_Given exercise_:
Write the records out again exactly, leaving no images in.

_Records provided_:
* * * *
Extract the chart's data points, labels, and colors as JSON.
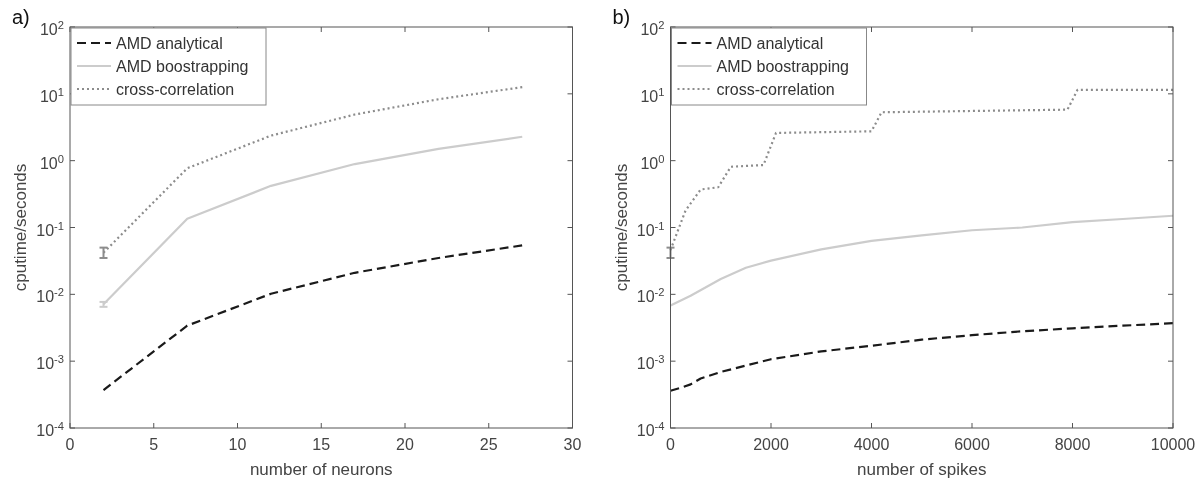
{
  "chart_data": [
    {
      "type": "line",
      "title": "a)",
      "xlabel": "number of neurons",
      "ylabel": "cputime/seconds",
      "log": "y",
      "legend": "top left",
      "xlim": [
        0,
        30
      ],
      "xticks": [
        0,
        5,
        10,
        15,
        20,
        25,
        30
      ],
      "ylim": [
        0.0001,
        100
      ],
      "yticks": [
        {
          "value": 0.0001,
          "label": "10$^{-4}$"
        },
        {
          "value": 0.001,
          "label": "10$^{-3}$"
        },
        {
          "value": 0.01,
          "label": "10$^{-2}$"
        },
        {
          "value": 0.1,
          "label": "10$^{-1}$"
        },
        {
          "value": 1,
          "label": "10$^{0}$"
        },
        {
          "value": 10,
          "label": "10$^{1}$"
        },
        {
          "value": 100,
          "label": "10$^{2}$"
        }
      ],
      "x": [
        2,
        7,
        12,
        17,
        22,
        27
      ],
      "series": [
        {
          "name": "AMD analytical",
          "color": "#1a1a1a",
          "line_style": "dashed",
          "values": [
            0.00037,
            0.0034,
            0.0102,
            0.021,
            0.035,
            0.054
          ]
        },
        {
          "name": "AMD boostrapping",
          "color": "#cccccc",
          "line_style": "solid",
          "values": [
            0.0071,
            0.135,
            0.42,
            0.89,
            1.5,
            2.28
          ],
          "errors": [
            [
              0.0065,
              0.0077
            ],
            null,
            null,
            null,
            null,
            null
          ]
        },
        {
          "name": "cross-correlation",
          "color": "#8c8c8c",
          "line_style": "dotted",
          "values": [
            0.042,
            0.77,
            2.37,
            4.9,
            8.3,
            12.6
          ],
          "errors": [
            [
              0.035,
              0.05
            ],
            null,
            null,
            null,
            null,
            null
          ]
        }
      ]
    },
    {
      "type": "line",
      "title": "b)",
      "xlabel": "number of spikes",
      "ylabel": "cputime/seconds",
      "log": "y",
      "legend": "top left",
      "xlim": [
        0,
        10000
      ],
      "xticks": [
        0,
        2000,
        4000,
        6000,
        8000,
        10000
      ],
      "ylim": [
        0.0001,
        100
      ],
      "yticks": [
        {
          "value": 0.0001,
          "label": "10$^{-4}$"
        },
        {
          "value": 0.001,
          "label": "10$^{-3}$"
        },
        {
          "value": 0.01,
          "label": "10$^{-2}$"
        },
        {
          "value": 0.1,
          "label": "10$^{-1}$"
        },
        {
          "value": 1,
          "label": "10$^{0}$"
        },
        {
          "value": 10,
          "label": "10$^{1}$"
        },
        {
          "value": 100,
          "label": "10$^{2}$"
        }
      ],
      "series": [
        {
          "name": "AMD analytical",
          "color": "#1a1a1a",
          "line_style": "dashed",
          "x": [
            0,
            200,
            400,
            600,
            1000,
            2000,
            3000,
            4000,
            5000,
            6000,
            7000,
            8000,
            9000,
            10000
          ],
          "values": [
            0.00036,
            0.0004,
            0.00045,
            0.00055,
            0.00069,
            0.00107,
            0.0014,
            0.0017,
            0.0021,
            0.00245,
            0.0028,
            0.0031,
            0.0034,
            0.0037
          ]
        },
        {
          "name": "AMD boostrapping",
          "color": "#cccccc",
          "line_style": "solid",
          "x": [
            0,
            400,
            1000,
            1500,
            2000,
            3000,
            4000,
            5000,
            6000,
            7000,
            8000,
            9000,
            10000
          ],
          "values": [
            0.0068,
            0.0095,
            0.017,
            0.025,
            0.032,
            0.047,
            0.063,
            0.076,
            0.091,
            0.1,
            0.12,
            0.134,
            0.15
          ]
        },
        {
          "name": "cross-correlation",
          "color": "#8c8c8c",
          "line_style": "dotted",
          "x": [
            0,
            300,
            600,
            950,
            1200,
            1850,
            2100,
            4000,
            4200,
            7900,
            8100,
            10000
          ],
          "values": [
            0.046,
            0.18,
            0.37,
            0.4,
            0.81,
            0.86,
            2.6,
            2.75,
            5.3,
            5.8,
            11.5,
            11.5
          ],
          "errors": [
            [
              0.035,
              0.05
            ],
            null,
            null,
            null,
            null,
            null,
            null,
            null,
            null,
            null,
            null,
            null
          ]
        }
      ]
    }
  ]
}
* * * *
_Output for this exercise_:
Extract the chart's data points, labels, and colors as JSON.
{
  "chart_data": [
    {
      "type": "line",
      "title": "a)",
      "xlabel": "number of neurons",
      "ylabel": "cputime/seconds",
      "log": "y",
      "legend": "top left",
      "xlim": [
        0,
        30
      ],
      "xticks": [
        0,
        5,
        10,
        15,
        20,
        25,
        30
      ],
      "ylim": [
        0.0001,
        100
      ],
      "yticks": [
        {
          "value": 0.0001,
          "label": "10$^{-4}$"
        },
        {
          "value": 0.001,
          "label": "10$^{-3}$"
        },
        {
          "value": 0.01,
          "label": "10$^{-2}$"
        },
        {
          "value": 0.1,
          "label": "10$^{-1}$"
        },
        {
          "value": 1,
          "label": "10$^{0}$"
        },
        {
          "value": 10,
          "label": "10$^{1}$"
        },
        {
          "value": 100,
          "label": "10$^{2}$"
        }
      ],
      "x": [
        2,
        7,
        12,
        17,
        22,
        27
      ],
      "series": [
        {
          "name": "AMD analytical",
          "color": "#1a1a1a",
          "line_style": "dashed",
          "values": [
            0.00037,
            0.0034,
            0.0102,
            0.021,
            0.035,
            0.054
          ]
        },
        {
          "name": "AMD boostrapping",
          "color": "#cccccc",
          "line_style": "solid",
          "values": [
            0.0071,
            0.135,
            0.42,
            0.89,
            1.5,
            2.28
          ],
          "errors": [
            [
              0.0065,
              0.0077
            ],
            null,
            null,
            null,
            null,
            null
          ]
        },
        {
          "name": "cross-correlation",
          "color": "#8c8c8c",
          "line_style": "dotted",
          "values": [
            0.042,
            0.77,
            2.37,
            4.9,
            8.3,
            12.6
          ],
          "errors": [
            [
              0.035,
              0.05
            ],
            null,
            null,
            null,
            null,
            null
          ]
        }
      ]
    },
    {
      "type": "line",
      "title": "b)",
      "xlabel": "number of spikes",
      "ylabel": "cputime/seconds",
      "log": "y",
      "legend": "top left",
      "xlim": [
        0,
        10000
      ],
      "xticks": [
        0,
        2000,
        4000,
        6000,
        8000,
        10000
      ],
      "ylim": [
        0.0001,
        100
      ],
      "yticks": [
        {
          "value": 0.0001,
          "label": "10$^{-4}$"
        },
        {
          "value": 0.001,
          "label": "10$^{-3}$"
        },
        {
          "value": 0.01,
          "label": "10$^{-2}$"
        },
        {
          "value": 0.1,
          "label": "10$^{-1}$"
        },
        {
          "value": 1,
          "label": "10$^{0}$"
        },
        {
          "value": 10,
          "label": "10$^{1}$"
        },
        {
          "value": 100,
          "label": "10$^{2}$"
        }
      ],
      "series": [
        {
          "name": "AMD analytical",
          "color": "#1a1a1a",
          "line_style": "dashed",
          "x": [
            0,
            200,
            400,
            600,
            1000,
            2000,
            3000,
            4000,
            5000,
            6000,
            7000,
            8000,
            9000,
            10000
          ],
          "values": [
            0.00036,
            0.0004,
            0.00045,
            0.00055,
            0.00069,
            0.00107,
            0.0014,
            0.0017,
            0.0021,
            0.00245,
            0.0028,
            0.0031,
            0.0034,
            0.0037
          ]
        },
        {
          "name": "AMD boostrapping",
          "color": "#cccccc",
          "line_style": "solid",
          "x": [
            0,
            400,
            1000,
            1500,
            2000,
            3000,
            4000,
            5000,
            6000,
            7000,
            8000,
            9000,
            10000
          ],
          "values": [
            0.0068,
            0.0095,
            0.017,
            0.025,
            0.032,
            0.047,
            0.063,
            0.076,
            0.091,
            0.1,
            0.12,
            0.134,
            0.15
          ]
        },
        {
          "name": "cross-correlation",
          "color": "#8c8c8c",
          "line_style": "dotted",
          "x": [
            0,
            300,
            600,
            950,
            1200,
            1850,
            2100,
            4000,
            4200,
            7900,
            8100,
            10000
          ],
          "values": [
            0.046,
            0.18,
            0.37,
            0.4,
            0.81,
            0.86,
            2.6,
            2.75,
            5.3,
            5.8,
            11.5,
            11.5
          ],
          "errors": [
            [
              0.035,
              0.05
            ],
            null,
            null,
            null,
            null,
            null,
            null,
            null,
            null,
            null,
            null,
            null
          ]
        }
      ]
    }
  ]
}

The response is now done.